# Your instructions
Track down the lines that contain "park" and copy them.
______________________________
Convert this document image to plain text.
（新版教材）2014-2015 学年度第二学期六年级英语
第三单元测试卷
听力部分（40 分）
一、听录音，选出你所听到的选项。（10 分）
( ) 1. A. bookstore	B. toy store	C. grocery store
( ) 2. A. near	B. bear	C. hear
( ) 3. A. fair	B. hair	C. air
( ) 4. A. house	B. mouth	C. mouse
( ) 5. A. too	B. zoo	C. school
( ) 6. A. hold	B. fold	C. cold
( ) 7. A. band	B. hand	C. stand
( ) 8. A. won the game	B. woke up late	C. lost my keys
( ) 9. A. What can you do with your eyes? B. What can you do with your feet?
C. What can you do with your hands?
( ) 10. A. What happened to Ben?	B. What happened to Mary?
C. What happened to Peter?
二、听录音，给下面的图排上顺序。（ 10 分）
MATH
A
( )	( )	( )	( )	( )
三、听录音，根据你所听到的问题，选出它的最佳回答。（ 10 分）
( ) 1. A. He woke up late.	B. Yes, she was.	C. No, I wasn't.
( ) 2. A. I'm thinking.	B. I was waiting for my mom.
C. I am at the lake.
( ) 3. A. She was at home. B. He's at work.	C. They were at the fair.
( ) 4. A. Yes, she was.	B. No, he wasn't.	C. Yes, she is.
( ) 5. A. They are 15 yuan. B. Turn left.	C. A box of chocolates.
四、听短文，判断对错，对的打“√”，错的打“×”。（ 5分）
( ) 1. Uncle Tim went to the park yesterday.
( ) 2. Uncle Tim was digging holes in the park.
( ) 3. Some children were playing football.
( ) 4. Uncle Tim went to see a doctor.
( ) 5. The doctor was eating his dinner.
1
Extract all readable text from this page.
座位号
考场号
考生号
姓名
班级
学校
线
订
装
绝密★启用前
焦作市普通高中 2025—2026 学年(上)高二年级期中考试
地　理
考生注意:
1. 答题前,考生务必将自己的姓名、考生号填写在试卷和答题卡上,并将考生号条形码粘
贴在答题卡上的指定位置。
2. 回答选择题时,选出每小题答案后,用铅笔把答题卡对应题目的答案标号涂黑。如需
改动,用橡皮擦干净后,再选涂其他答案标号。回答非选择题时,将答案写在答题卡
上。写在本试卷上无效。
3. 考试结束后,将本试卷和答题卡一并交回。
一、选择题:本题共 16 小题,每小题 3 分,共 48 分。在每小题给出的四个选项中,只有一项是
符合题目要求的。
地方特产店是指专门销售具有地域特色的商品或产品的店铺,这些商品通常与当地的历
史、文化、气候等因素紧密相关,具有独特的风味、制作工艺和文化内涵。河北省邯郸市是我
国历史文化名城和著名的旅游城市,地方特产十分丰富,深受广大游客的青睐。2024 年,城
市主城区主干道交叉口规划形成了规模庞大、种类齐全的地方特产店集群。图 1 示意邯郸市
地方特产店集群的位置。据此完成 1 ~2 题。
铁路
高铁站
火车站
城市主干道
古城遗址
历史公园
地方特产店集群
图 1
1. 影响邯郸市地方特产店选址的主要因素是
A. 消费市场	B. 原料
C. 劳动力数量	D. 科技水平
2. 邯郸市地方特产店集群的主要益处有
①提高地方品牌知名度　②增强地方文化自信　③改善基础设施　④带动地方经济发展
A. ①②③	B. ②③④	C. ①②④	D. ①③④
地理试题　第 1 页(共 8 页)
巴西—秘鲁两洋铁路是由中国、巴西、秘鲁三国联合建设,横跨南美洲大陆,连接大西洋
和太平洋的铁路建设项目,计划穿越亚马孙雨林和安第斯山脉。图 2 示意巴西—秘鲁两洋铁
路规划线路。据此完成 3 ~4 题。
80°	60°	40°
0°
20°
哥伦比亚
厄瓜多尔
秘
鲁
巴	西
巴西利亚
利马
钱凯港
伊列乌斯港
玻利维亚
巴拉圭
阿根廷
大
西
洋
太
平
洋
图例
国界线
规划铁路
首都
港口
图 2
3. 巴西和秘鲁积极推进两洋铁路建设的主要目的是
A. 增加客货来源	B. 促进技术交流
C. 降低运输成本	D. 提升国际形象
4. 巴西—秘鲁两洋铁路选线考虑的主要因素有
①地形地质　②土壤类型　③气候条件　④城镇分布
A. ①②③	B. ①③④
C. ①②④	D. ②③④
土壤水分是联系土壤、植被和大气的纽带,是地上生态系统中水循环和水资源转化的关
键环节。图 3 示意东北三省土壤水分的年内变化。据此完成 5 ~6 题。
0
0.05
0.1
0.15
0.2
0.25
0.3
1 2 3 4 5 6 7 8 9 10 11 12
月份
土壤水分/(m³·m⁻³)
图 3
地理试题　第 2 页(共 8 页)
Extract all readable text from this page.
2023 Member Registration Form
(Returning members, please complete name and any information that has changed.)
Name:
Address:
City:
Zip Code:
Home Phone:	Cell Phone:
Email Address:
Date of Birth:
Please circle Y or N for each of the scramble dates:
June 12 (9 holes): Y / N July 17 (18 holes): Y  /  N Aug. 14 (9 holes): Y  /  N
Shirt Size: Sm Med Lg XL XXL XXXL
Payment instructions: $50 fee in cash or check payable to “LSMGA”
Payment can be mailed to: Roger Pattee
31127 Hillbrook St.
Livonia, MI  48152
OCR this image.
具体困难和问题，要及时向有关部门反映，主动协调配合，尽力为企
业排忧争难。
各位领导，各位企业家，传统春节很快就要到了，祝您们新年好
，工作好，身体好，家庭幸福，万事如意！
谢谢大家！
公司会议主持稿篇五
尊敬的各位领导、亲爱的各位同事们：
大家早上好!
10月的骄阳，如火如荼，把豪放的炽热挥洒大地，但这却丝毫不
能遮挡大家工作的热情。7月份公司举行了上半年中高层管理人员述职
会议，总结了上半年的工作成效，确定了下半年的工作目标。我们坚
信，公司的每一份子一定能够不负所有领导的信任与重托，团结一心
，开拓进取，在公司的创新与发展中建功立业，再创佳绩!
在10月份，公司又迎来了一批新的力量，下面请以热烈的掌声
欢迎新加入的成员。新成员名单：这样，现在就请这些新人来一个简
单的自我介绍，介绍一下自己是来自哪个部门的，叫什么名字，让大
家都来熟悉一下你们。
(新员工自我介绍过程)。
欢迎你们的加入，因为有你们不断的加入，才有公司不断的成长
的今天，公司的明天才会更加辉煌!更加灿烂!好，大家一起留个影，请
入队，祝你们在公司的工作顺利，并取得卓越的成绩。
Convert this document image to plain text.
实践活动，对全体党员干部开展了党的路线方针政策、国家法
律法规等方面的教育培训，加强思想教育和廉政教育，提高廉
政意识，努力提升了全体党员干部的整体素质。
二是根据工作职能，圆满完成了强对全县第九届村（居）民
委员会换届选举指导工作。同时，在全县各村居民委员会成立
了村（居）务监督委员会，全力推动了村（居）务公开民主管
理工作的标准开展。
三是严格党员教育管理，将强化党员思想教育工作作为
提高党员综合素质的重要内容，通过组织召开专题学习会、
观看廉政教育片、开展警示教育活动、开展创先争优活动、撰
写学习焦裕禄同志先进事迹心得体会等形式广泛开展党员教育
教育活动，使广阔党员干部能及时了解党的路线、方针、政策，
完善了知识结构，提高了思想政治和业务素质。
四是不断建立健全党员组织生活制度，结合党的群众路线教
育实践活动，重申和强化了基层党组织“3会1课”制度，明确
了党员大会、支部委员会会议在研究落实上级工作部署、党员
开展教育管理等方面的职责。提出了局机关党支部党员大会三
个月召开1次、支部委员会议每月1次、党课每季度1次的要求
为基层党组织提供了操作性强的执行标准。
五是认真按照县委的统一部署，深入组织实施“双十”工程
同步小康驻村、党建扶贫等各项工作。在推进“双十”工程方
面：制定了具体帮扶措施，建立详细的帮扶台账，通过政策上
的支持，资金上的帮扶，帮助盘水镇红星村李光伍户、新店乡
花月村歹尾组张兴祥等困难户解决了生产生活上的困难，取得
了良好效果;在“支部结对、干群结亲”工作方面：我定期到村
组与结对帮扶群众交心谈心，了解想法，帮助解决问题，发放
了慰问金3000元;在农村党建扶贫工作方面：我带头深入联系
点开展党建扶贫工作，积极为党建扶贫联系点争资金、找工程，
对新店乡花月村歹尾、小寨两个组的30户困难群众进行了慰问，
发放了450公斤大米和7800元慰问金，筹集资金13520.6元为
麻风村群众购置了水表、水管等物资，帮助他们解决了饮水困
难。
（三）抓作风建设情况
______________________________
# The solution
( ) 1. Uncle Tim went to the park yesterday.
( ) 2. Uncle Tim was digging holes in the park.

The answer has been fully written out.